**EXERCISE DESCRIPTION**
Return all of the entries exactly, with nothing added or left out.

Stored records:
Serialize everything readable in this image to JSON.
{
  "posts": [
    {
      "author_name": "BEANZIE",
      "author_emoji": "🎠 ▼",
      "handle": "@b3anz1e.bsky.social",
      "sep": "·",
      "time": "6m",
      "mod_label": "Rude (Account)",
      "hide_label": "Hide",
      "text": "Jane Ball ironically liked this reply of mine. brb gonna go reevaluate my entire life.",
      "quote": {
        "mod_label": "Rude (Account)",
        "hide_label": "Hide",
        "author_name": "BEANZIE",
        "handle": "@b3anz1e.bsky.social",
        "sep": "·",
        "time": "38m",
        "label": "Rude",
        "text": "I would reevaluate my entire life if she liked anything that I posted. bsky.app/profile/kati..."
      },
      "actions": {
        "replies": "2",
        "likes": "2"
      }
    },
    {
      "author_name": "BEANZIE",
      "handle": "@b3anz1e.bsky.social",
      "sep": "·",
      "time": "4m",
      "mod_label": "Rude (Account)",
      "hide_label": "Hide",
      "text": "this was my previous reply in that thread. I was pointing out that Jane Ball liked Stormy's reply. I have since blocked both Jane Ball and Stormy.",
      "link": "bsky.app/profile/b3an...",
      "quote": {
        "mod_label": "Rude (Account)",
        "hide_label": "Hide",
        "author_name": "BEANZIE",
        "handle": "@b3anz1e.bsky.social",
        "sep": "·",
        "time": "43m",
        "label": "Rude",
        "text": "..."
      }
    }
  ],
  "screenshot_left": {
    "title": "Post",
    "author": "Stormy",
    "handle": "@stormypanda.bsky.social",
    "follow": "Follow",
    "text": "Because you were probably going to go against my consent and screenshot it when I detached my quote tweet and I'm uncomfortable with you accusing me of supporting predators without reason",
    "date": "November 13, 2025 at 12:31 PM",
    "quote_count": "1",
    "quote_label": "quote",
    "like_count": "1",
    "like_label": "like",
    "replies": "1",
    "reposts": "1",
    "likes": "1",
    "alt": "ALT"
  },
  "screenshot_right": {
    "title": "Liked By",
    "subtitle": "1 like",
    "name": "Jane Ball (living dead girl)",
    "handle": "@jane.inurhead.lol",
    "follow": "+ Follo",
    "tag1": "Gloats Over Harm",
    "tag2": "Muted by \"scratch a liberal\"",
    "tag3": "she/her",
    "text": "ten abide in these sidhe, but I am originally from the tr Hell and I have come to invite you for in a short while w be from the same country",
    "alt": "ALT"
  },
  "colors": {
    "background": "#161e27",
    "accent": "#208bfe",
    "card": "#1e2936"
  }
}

**THE OUTPUT**
Serialize everything readable in this image to JSON.
{
  "posts": [
    {
      "author_name": "BEANZIE",
      "author_emoji": "🎠 ▼",
      "handle": "@b3anz1e.bsky.social",
      "sep": "·",
      "time": "6m",
      "mod_label": "Rude (Account)",
      "hide_label": "Hide",
      "text": "Jane Ball ironically liked this reply of mine. brb gonna go reevaluate my entire life.",
      "quote": {
        "mod_label": "Rude (Account)",
        "hide_label": "Hide",
        "author_name": "BEANZIE",
        "handle": "@b3anz1e.bsky.social",
        "sep": "·",
        "time": "38m",
        "label": "Rude",
        "text": "I would reevaluate my entire life if she liked anything that I posted. bsky.app/profile/kati..."
      },
      "actions": {
        "replies": "2",
        "likes": "2"
      }
    },
    {
      "author_name": "BEANZIE",
      "handle": "@b3anz1e.bsky.social",
      "sep": "·",
      "time": "4m",
      "mod_label": "Rude (Account)",
      "hide_label": "Hide",
      "text": "this was my previous reply in that thread. I was pointing out that Jane Ball liked Stormy's reply. I have since blocked both Jane Ball and Stormy.",
      "link": "bsky.app/profile/b3an...",
      "quote": {
        "mod_label": "Rude (Account)",
        "hide_label": "Hide",
        "author_name": "BEANZIE",
        "handle": "@b3anz1e.bsky.social",
        "sep": "·",
        "time": "43m",
        "label": "Rude",
        "text": "..."
      }
    }
  ],
  "screenshot_left": {
    "title": "Post",
    "author": "Stormy",
    "handle": "@stormypanda.bsky.social",
    "follow": "Follow",
    "text": "Because you were probably going to go against my consent and screenshot it when I detached my quote tweet and I'm uncomfortable with you accusing me of supporting predators without reason",
    "date": "November 13, 2025 at 12:31 PM",
    "quote_count": "1",
    "quote_label": "quote",
    "like_count": "1",
    "like_label": "like",
    "replies": "1",
    "reposts": "1",
    "likes": "1",
    "alt": "ALT"
  },
  "screenshot_right": {
    "title": "Liked By",
    "subtitle": "1 like",
    "name": "Jane Ball (living dead girl)",
    "handle": "@jane.inurhead.lol",
    "follow": "+ Follo",
    "tag1": "Gloats Over Harm",
    "tag2": "Muted by \"scratch a liberal\"",
    "tag3": "she/her",
    "text": "ten abide in these sidhe, but I am originally from the tr Hell and I have come to invite you for in a short while w be from the same country",
    "alt": "ALT"
  },
  "colors": {
    "background": "#161e27",
    "accent": "#208bfe",
    "card": "#1e2936"
  }
}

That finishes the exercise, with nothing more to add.